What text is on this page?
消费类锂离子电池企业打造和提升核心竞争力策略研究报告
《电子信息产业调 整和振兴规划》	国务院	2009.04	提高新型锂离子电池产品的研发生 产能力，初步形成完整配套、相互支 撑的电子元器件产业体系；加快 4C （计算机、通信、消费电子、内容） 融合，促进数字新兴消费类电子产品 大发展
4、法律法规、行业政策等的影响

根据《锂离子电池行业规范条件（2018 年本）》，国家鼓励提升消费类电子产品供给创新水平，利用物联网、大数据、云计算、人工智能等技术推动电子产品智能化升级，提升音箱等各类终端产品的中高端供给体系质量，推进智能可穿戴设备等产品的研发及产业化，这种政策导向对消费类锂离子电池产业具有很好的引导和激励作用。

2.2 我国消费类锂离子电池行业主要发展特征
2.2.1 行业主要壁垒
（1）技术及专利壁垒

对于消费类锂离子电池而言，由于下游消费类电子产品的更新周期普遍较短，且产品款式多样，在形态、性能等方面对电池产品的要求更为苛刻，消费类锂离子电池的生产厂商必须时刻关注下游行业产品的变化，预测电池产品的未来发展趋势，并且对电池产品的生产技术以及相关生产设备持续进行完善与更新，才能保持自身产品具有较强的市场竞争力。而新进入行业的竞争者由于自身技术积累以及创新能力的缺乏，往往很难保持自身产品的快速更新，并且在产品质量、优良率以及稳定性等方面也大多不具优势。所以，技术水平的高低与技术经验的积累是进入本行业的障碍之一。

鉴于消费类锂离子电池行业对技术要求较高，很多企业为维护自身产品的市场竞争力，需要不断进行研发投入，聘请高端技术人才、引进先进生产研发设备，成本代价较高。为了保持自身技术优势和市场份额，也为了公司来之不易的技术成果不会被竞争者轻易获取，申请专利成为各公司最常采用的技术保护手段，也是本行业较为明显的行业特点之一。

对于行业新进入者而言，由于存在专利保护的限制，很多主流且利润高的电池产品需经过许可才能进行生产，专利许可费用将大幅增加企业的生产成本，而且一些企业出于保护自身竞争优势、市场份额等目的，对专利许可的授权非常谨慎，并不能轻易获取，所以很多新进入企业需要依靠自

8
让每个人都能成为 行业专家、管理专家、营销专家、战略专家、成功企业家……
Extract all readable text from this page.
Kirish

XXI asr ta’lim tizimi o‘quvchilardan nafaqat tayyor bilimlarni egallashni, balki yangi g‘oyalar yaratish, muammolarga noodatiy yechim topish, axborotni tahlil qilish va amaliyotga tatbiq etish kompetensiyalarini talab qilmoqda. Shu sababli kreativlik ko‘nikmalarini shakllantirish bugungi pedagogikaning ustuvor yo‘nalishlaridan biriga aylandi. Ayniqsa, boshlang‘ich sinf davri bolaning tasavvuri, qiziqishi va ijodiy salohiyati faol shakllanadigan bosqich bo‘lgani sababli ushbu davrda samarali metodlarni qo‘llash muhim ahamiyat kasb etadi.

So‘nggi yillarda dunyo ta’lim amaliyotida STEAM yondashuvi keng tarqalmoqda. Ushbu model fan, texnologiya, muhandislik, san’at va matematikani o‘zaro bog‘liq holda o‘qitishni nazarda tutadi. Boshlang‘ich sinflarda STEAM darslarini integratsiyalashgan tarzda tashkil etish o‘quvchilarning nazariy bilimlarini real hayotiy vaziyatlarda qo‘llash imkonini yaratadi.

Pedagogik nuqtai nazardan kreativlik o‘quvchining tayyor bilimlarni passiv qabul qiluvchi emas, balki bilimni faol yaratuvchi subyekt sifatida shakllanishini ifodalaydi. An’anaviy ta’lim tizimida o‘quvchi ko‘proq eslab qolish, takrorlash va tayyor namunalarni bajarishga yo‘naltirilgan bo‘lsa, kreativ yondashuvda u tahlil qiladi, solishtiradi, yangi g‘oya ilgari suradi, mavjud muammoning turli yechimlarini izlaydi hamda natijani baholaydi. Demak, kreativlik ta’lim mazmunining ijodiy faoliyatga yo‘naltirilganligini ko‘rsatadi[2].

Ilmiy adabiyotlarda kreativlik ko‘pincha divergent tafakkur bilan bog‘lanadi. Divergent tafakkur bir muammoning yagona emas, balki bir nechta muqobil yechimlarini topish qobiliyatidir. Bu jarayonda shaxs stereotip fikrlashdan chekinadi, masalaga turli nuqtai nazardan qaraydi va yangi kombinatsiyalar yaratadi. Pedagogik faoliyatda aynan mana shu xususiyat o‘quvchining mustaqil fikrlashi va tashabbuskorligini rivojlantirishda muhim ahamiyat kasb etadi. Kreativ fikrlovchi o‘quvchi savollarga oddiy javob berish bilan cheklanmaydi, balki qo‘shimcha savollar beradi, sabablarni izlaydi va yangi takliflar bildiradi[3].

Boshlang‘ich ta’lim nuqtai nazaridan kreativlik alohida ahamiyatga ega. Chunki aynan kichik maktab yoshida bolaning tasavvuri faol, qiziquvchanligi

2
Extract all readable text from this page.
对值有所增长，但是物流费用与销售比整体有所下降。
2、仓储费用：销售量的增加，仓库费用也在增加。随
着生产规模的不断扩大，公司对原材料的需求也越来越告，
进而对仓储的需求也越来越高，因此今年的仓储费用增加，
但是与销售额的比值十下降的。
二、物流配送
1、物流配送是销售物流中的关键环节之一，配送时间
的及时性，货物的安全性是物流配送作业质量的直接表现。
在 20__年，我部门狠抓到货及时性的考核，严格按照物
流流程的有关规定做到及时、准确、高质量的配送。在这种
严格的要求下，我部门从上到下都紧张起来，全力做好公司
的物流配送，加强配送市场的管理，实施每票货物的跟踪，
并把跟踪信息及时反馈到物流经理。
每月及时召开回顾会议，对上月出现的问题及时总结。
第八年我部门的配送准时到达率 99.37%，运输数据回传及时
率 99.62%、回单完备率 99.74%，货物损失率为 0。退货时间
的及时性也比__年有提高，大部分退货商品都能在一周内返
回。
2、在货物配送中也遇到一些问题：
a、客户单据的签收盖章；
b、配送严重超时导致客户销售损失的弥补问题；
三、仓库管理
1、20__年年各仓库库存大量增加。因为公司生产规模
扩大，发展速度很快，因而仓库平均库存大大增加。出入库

# # # # # # #

Work required:
Copy every record above exactly as it appears.

Solution:
What text is on this page?
消费类锂离子电池企业打造和提升核心竞争力策略研究报告
《电子信息产业调 整和振兴规划》	国务院	2009.04	提高新型锂离子电池产品的研发生 产能力，初步形成完整配套、相互支 撑的电子元器件产业体系；加快 4C （计算机、通信、消费电子、内容） 融合，促进数字新兴消费类电子产品 大发展
4、法律法规、行业政策等的影响

根据《锂离子电池行业规范条件（2018 年本）》，国家鼓励提升消费类电子产品供给创新水平，利用物联网、大数据、云计算、人工智能等技术推动电子产品智能化升级，提升音箱等各类终端产品的中高端供给体系质量，推进智能可穿戴设备等产品的研发及产业化，这种政策导向对消费类锂离子电池产业具有很好的引导和激励作用。

2.2 我国消费类锂离子电池行业主要发展特征
2.2.1 行业主要壁垒
（1）技术及专利壁垒

对于消费类锂离子电池而言，由于下游消费类电子产品的更新周期普遍较短，且产品款式多样，在形态、性能等方面对电池产品的要求更为苛刻，消费类锂离子电池的生产厂商必须时刻关注下游行业产品的变化，预测电池产品的未来发展趋势，并且对电池产品的生产技术以及相关生产设备持续进行完善与更新，才能保持自身产品具有较强的市场竞争力。而新进入行业的竞争者由于自身技术积累以及创新能力的缺乏，往往很难保持自身产品的快速更新，并且在产品质量、优良率以及稳定性等方面也大多不具优势。所以，技术水平的高低与技术经验的积累是进入本行业的障碍之一。

鉴于消费类锂离子电池行业对技术要求较高，很多企业为维护自身产品的市场竞争力，需要不断进行研发投入，聘请高端技术人才、引进先进生产研发设备，成本代价较高。为了保持自身技术优势和市场份额，也为了公司来之不易的技术成果不会被竞争者轻易获取，申请专利成为各公司最常采用的技术保护手段，也是本行业较为明显的行业特点之一。

对于行业新进入者而言，由于存在专利保护的限制，很多主流且利润高的电池产品需经过许可才能进行生产，专利许可费用将大幅增加企业的生产成本，而且一些企业出于保护自身竞争优势、市场份额等目的，对专利许可的授权非常谨慎，并不能轻易获取，所以很多新进入企业需要依靠自

8
让每个人都能成为 行业专家、管理专家、营销专家、战略专家、成功企业家……
Extract all readable text from this page.
Kirish

XXI asr ta’lim tizimi o‘quvchilardan nafaqat tayyor bilimlarni egallashni, balki yangi g‘oyalar yaratish, muammolarga noodatiy yechim topish, axborotni tahlil qilish va amaliyotga tatbiq etish kompetensiyalarini talab qilmoqda. Shu sababli kreativlik ko‘nikmalarini shakllantirish bugungi pedagogikaning ustuvor yo‘nalishlaridan biriga aylandi. Ayniqsa, boshlang‘ich sinf davri bolaning tasavvuri, qiziqishi va ijodiy salohiyati faol shakllanadigan bosqich bo‘lgani sababli ushbu davrda samarali metodlarni qo‘llash muhim ahamiyat kasb etadi.

So‘nggi yillarda dunyo ta’lim amaliyotida STEAM yondashuvi keng tarqalmoqda. Ushbu model fan, texnologiya, muhandislik, san’at va matematikani o‘zaro bog‘liq holda o‘qitishni nazarda tutadi. Boshlang‘ich sinflarda STEAM darslarini integratsiyalashgan tarzda tashkil etish o‘quvchilarning nazariy bilimlarini real hayotiy vaziyatlarda qo‘llash imkonini yaratadi.

Pedagogik nuqtai nazardan kreativlik o‘quvchining tayyor bilimlarni passiv qabul qiluvchi emas, balki bilimni faol yaratuvchi subyekt sifatida shakllanishini ifodalaydi. An’anaviy ta’lim tizimida o‘quvchi ko‘proq eslab qolish, takrorlash va tayyor namunalarni bajarishga yo‘naltirilgan bo‘lsa, kreativ yondashuvda u tahlil qiladi, solishtiradi, yangi g‘oya ilgari suradi, mavjud muammoning turli yechimlarini izlaydi hamda natijani baholaydi. Demak, kreativlik ta’lim mazmunining ijodiy faoliyatga yo‘naltirilganligini ko‘rsatadi[2].

Ilmiy adabiyotlarda kreativlik ko‘pincha divergent tafakkur bilan bog‘lanadi. Divergent tafakkur bir muammoning yagona emas, balki bir nechta muqobil yechimlarini topish qobiliyatidir. Bu jarayonda shaxs stereotip fikrlashdan chekinadi, masalaga turli nuqtai nazardan qaraydi va yangi kombinatsiyalar yaratadi. Pedagogik faoliyatda aynan mana shu xususiyat o‘quvchining mustaqil fikrlashi va tashabbuskorligini rivojlantirishda muhim ahamiyat kasb etadi. Kreativ fikrlovchi o‘quvchi savollarga oddiy javob berish bilan cheklanmaydi, balki qo‘shimcha savollar beradi, sabablarni izlaydi va yangi takliflar bildiradi[3].

Boshlang‘ich ta’lim nuqtai nazaridan kreativlik alohida ahamiyatga ega. Chunki aynan kichik maktab yoshida bolaning tasavvuri faol, qiziquvchanligi

2
Extract all readable text from this page.
对值有所增长，但是物流费用与销售比整体有所下降。
2、仓储费用：销售量的增加，仓库费用也在增加。随
着生产规模的不断扩大，公司对原材料的需求也越来越告，
进而对仓储的需求也越来越高，因此今年的仓储费用增加，
但是与销售额的比值十下降的。
二、物流配送
1、物流配送是销售物流中的关键环节之一，配送时间
的及时性，货物的安全性是物流配送作业质量的直接表现。
在 20__年，我部门狠抓到货及时性的考核，严格按照物
流流程的有关规定做到及时、准确、高质量的配送。在这种
严格的要求下，我部门从上到下都紧张起来，全力做好公司
的物流配送，加强配送市场的管理，实施每票货物的跟踪，
并把跟踪信息及时反馈到物流经理。
每月及时召开回顾会议，对上月出现的问题及时总结。
第八年我部门的配送准时到达率 99.37%，运输数据回传及时
率 99.62%、回单完备率 99.74%，货物损失率为 0。退货时间
的及时性也比__年有提高，大部分退货商品都能在一周内返
回。
2、在货物配送中也遇到一些问题：
a、客户单据的签收盖章；
b、配送严重超时导致客户销售损失的弥补问题；
三、仓库管理
1、20__年年各仓库库存大量增加。因为公司生产规模
扩大，发展速度很快，因而仓库平均库存大大增加。出入库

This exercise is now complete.